▼▼▼
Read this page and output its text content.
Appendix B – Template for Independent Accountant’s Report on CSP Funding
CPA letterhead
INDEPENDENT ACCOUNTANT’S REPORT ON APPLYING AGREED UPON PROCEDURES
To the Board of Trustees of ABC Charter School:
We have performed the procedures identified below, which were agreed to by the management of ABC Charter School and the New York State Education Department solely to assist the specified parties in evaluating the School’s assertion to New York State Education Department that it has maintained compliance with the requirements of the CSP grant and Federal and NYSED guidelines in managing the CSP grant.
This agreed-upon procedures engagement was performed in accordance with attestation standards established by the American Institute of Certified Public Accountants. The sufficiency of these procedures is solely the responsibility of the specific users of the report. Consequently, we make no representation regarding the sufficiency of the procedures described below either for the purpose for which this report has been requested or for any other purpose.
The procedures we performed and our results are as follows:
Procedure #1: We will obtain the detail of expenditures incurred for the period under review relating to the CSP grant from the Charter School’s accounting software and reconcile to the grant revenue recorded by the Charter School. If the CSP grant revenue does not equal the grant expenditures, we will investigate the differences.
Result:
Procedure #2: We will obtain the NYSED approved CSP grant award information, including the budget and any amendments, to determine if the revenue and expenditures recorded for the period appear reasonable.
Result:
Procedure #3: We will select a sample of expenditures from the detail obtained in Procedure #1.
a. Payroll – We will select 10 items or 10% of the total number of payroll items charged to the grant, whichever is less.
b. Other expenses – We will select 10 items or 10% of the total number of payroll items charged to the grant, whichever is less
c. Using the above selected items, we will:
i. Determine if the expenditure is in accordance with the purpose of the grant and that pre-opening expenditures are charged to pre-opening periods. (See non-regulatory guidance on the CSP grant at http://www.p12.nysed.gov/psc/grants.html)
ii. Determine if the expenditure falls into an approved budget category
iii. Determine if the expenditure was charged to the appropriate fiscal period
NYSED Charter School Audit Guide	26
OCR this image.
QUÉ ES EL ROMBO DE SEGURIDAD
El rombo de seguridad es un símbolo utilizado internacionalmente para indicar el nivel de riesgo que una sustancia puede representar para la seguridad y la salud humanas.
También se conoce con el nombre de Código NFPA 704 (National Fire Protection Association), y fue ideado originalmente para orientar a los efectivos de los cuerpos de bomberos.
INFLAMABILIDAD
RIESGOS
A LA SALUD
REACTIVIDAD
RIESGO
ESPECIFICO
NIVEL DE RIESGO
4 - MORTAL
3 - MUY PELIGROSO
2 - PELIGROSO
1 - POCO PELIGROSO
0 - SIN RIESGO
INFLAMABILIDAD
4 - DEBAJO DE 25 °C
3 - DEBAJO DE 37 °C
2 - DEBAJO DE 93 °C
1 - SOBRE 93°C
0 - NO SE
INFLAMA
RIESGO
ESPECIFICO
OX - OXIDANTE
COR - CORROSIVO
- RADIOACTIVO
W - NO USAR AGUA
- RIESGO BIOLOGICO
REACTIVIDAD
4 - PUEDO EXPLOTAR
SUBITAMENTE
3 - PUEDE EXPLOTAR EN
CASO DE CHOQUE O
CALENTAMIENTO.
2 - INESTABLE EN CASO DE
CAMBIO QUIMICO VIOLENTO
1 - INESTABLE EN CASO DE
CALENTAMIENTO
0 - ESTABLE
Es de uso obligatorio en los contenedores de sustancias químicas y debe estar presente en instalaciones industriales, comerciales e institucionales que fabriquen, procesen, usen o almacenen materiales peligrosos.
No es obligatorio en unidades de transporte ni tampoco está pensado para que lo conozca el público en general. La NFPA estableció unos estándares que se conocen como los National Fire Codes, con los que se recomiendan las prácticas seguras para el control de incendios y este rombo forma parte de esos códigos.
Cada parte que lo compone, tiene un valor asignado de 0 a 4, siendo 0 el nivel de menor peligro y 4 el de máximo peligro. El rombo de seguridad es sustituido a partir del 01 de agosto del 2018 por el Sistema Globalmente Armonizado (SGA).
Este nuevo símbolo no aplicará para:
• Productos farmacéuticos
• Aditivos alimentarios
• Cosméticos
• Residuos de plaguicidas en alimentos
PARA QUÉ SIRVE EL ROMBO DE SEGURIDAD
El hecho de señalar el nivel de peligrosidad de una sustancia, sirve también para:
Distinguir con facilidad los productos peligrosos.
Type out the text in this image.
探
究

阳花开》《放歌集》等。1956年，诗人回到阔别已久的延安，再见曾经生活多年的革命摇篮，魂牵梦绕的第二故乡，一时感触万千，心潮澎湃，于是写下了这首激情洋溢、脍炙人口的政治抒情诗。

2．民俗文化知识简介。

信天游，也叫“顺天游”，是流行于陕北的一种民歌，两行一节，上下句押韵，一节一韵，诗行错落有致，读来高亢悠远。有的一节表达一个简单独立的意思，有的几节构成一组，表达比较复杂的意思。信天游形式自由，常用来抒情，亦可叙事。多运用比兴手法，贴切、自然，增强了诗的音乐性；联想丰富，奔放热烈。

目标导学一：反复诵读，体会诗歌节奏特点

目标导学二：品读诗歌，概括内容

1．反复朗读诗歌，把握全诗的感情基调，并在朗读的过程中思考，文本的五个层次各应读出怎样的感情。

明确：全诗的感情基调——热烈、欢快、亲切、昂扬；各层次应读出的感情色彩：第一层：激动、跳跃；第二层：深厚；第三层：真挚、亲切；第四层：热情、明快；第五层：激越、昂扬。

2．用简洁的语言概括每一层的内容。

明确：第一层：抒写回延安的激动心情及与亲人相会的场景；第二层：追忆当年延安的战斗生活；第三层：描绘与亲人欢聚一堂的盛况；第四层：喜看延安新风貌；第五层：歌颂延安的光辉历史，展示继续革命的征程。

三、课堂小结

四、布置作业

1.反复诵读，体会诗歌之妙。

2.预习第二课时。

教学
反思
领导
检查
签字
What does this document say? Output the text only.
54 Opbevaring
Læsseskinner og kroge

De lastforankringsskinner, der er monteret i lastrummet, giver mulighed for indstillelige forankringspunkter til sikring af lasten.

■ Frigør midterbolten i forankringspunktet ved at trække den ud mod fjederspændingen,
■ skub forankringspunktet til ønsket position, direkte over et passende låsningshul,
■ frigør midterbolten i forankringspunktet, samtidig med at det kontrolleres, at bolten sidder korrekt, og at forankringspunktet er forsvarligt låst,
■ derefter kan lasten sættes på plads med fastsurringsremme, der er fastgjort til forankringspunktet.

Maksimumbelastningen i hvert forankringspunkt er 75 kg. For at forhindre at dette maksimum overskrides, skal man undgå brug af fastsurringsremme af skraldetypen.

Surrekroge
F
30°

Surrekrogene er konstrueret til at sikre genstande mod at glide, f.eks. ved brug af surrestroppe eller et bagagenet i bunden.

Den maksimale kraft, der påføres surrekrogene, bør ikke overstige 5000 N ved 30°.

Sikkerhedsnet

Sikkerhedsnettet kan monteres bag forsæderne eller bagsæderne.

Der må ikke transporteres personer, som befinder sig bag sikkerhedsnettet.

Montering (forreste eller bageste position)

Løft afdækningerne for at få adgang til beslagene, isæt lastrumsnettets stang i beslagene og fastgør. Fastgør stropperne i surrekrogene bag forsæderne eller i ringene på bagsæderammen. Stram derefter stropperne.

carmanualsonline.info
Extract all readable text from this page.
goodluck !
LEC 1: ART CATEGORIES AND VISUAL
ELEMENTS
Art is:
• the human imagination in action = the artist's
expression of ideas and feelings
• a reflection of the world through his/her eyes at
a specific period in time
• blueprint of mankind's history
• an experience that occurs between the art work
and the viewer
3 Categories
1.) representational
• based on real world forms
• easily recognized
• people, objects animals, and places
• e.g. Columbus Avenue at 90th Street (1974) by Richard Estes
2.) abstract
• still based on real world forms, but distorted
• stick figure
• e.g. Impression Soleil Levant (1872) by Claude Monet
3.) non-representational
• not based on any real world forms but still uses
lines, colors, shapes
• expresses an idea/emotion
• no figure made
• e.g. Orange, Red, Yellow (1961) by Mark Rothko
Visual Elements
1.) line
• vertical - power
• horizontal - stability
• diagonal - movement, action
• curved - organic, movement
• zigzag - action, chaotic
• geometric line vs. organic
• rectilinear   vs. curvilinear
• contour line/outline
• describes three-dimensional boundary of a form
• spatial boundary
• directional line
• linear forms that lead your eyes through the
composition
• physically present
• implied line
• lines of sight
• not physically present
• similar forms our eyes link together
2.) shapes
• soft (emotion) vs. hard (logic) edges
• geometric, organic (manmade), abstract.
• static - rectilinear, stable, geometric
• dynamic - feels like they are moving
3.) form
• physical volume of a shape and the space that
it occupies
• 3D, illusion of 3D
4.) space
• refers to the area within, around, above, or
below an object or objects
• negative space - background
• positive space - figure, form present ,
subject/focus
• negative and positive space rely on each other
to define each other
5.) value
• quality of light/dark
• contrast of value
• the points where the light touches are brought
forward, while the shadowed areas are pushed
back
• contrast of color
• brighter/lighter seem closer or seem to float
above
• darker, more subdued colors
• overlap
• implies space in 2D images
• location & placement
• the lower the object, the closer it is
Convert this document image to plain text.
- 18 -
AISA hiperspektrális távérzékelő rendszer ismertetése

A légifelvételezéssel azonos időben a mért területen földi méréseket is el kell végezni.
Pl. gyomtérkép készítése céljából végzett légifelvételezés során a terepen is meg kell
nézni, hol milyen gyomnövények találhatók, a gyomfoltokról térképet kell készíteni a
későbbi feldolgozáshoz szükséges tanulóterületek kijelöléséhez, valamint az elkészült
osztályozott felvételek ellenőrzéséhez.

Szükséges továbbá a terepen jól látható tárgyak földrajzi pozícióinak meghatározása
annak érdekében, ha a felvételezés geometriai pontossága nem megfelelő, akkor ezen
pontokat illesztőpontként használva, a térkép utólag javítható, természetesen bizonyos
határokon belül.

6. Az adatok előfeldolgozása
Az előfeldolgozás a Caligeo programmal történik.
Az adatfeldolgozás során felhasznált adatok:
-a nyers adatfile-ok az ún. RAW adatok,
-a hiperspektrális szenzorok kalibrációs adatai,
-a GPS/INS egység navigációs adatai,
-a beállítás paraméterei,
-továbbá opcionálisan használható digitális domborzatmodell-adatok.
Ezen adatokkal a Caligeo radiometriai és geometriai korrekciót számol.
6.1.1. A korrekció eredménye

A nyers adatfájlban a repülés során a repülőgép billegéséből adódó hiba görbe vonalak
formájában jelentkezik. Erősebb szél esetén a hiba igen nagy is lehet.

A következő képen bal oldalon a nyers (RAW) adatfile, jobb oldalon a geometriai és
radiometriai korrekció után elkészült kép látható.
▲▲▲
→ What needs to be done
Identify each line of the material where the word "obligatorio" shows up, and copy it.

→ Final result
Es de uso obligatorio en los contenedores de sustancias químicas y debe estar presente en instalaciones industriales, comerciales e institucionales que fabriquen, procesen, usen o almacenen materiales peligrosos.
No es obligatorio en unidades de transporte ni tampoco está pensado para que lo conozca el público en general. La NFPA estableció unos estándares que se conocen como los National Fire Codes, con los que se recomiendan las prácticas seguras para el control de incendios y este rombo forma parte de esos códigos.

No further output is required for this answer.